-- begin MATERIAL FOR THIS TASK --
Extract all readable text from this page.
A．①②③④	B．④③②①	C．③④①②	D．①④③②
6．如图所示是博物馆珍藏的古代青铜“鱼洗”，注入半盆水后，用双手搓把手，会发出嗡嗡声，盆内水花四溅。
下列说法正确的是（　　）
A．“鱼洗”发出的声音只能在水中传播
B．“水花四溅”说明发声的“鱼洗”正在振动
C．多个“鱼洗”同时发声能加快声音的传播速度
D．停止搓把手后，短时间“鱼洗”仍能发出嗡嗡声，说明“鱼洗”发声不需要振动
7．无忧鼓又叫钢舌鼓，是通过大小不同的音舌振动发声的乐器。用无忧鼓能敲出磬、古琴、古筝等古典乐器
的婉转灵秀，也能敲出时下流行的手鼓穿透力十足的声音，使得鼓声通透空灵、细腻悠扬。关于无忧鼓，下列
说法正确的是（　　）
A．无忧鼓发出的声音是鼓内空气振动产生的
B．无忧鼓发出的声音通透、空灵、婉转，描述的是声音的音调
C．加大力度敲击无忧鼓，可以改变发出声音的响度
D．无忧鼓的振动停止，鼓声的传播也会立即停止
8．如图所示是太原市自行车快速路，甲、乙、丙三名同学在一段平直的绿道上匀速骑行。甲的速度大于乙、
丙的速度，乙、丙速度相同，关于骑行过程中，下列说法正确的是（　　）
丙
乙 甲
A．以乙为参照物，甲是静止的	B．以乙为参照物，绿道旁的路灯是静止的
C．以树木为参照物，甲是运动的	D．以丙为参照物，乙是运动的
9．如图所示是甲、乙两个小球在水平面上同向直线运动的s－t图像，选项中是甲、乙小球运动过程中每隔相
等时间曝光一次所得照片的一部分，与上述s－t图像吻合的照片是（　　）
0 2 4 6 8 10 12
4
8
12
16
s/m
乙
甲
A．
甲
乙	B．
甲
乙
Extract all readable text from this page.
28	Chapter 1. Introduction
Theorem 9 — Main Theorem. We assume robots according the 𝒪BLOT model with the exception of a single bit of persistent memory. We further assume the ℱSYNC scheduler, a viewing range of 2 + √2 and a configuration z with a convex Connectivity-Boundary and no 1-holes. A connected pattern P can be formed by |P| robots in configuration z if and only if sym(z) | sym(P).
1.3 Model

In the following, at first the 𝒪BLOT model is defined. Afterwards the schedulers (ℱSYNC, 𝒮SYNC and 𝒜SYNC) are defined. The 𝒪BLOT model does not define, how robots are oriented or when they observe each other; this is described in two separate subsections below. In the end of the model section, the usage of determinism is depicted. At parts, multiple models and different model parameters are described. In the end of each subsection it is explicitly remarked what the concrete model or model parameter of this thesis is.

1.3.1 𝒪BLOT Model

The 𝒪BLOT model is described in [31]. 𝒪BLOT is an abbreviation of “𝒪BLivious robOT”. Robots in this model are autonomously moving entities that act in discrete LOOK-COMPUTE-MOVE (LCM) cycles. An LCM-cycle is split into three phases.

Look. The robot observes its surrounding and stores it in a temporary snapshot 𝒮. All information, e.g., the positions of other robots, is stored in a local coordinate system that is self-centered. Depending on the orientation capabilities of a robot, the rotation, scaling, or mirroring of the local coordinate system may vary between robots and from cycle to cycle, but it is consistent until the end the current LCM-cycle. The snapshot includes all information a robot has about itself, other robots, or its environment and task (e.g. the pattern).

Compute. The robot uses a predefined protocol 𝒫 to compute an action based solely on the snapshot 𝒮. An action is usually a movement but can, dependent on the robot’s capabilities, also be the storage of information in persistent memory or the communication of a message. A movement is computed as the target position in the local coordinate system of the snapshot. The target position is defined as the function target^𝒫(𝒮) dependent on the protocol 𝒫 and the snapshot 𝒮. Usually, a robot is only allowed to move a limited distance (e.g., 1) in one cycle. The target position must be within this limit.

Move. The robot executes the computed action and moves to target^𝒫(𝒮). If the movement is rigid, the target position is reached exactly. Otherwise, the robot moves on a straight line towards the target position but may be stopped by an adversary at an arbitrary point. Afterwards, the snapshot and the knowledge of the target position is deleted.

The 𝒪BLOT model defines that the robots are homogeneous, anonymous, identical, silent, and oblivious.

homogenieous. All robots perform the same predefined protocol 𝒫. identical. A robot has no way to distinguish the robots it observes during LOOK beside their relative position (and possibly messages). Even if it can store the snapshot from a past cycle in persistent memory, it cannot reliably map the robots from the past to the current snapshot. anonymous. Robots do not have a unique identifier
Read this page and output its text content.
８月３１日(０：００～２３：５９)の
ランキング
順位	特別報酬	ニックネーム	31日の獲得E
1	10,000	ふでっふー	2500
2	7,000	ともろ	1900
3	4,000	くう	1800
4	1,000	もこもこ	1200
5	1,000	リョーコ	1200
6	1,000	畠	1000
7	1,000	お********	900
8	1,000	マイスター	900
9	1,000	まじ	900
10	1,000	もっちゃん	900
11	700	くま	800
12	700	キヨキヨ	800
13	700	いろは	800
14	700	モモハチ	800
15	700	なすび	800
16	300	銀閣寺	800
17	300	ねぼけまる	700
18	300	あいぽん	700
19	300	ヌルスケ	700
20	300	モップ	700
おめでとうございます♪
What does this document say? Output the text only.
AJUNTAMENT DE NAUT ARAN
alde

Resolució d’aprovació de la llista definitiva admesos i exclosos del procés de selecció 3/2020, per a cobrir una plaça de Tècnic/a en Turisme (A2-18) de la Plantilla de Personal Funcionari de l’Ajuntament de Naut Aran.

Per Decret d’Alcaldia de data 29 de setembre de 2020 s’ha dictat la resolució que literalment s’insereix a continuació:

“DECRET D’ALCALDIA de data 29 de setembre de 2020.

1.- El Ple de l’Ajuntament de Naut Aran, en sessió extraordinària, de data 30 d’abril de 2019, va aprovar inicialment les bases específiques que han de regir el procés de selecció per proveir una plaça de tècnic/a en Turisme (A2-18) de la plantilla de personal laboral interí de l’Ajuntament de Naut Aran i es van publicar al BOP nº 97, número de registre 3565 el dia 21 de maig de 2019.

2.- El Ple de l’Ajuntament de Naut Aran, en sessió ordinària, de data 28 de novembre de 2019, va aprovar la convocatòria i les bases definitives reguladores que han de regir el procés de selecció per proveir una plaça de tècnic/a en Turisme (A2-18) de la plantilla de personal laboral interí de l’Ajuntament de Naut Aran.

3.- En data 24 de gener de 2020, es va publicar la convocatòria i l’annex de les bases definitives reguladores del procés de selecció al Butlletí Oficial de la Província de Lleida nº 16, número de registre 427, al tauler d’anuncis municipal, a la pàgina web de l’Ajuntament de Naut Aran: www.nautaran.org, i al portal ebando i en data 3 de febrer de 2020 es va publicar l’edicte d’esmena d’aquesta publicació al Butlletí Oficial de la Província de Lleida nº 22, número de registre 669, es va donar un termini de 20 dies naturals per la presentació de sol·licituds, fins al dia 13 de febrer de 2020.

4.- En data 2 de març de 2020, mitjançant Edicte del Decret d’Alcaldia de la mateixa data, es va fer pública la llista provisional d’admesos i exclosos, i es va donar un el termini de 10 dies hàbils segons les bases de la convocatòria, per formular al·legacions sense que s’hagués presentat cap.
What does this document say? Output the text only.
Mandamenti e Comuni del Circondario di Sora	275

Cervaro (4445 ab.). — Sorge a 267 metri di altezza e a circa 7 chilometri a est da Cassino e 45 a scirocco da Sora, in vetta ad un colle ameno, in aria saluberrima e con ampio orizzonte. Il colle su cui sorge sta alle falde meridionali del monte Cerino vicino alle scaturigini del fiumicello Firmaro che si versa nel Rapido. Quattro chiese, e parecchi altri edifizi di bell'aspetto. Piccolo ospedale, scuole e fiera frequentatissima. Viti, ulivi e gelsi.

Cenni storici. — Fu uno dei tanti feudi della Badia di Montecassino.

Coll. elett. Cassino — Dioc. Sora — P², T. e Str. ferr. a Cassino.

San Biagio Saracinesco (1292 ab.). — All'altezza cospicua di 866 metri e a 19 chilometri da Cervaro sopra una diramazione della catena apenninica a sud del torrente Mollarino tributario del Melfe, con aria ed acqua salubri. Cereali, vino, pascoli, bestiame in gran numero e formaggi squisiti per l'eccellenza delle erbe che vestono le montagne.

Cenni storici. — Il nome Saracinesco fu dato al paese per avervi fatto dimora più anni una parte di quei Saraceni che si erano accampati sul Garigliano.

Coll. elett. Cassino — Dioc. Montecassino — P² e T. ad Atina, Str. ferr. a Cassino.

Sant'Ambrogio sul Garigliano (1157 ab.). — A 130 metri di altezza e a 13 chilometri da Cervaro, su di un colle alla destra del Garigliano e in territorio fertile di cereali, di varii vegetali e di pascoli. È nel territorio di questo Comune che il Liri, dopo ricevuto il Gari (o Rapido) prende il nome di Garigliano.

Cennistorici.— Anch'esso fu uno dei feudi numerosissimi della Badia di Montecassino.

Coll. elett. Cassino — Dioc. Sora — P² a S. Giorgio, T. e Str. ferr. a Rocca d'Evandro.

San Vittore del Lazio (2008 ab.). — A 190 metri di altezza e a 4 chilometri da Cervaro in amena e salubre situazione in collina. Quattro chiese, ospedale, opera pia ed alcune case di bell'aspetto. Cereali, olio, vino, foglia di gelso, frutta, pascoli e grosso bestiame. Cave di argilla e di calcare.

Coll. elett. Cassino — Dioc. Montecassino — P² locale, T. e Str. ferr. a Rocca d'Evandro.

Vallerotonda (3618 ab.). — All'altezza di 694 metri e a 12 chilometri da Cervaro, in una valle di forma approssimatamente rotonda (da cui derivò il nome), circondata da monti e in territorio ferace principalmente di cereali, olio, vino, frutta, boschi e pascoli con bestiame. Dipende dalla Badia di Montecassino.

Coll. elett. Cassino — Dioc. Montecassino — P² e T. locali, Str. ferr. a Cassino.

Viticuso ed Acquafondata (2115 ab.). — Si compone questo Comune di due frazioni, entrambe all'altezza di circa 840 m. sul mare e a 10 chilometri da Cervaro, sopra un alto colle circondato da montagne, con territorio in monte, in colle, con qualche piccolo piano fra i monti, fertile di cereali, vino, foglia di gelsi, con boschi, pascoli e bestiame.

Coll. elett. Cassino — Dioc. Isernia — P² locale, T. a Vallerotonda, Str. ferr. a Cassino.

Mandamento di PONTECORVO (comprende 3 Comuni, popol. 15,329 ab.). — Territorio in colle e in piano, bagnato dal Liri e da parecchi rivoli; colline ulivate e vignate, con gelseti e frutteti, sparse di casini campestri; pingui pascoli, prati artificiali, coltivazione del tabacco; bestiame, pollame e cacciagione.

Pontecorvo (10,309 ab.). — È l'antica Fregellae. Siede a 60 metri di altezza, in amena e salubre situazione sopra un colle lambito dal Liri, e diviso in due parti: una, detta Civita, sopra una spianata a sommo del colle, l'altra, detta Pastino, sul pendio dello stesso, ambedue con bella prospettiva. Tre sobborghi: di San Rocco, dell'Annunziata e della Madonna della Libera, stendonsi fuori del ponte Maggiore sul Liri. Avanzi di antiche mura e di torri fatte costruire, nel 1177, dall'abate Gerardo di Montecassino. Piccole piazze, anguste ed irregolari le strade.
-- end MATERIAL FOR THIS TASK --
**WRITTEN PROBLEM**
Scan the material above. Return every line containing the string "questo".

**CORRECT OUTPUT**
Sant'Ambrogio sul Garigliano (1157 ab.). — A 130 metri di altezza e a 13 chilometri da Cervaro, su di un colle alla destra del Garigliano e in territorio fertile di cereali, di varii vegetali e di pascoli. È nel territorio di questo Comune che il Liri, dopo ricevuto il Gari (o Rapido) prende il nome di Garigliano.
Viticuso ed Acquafondata (2115 ab.). — Si compone questo Comune di due frazioni, entrambe all'altezza di circa 840 m. sul mare e a 10 chilometri da Cervaro, sopra un alto colle circondato da montagne, con territorio in monte, in colle, con qualche piccolo piano fra i monti, fertile di cereali, vino, foglia di gelsi, con boschi, pascoli e bestiame.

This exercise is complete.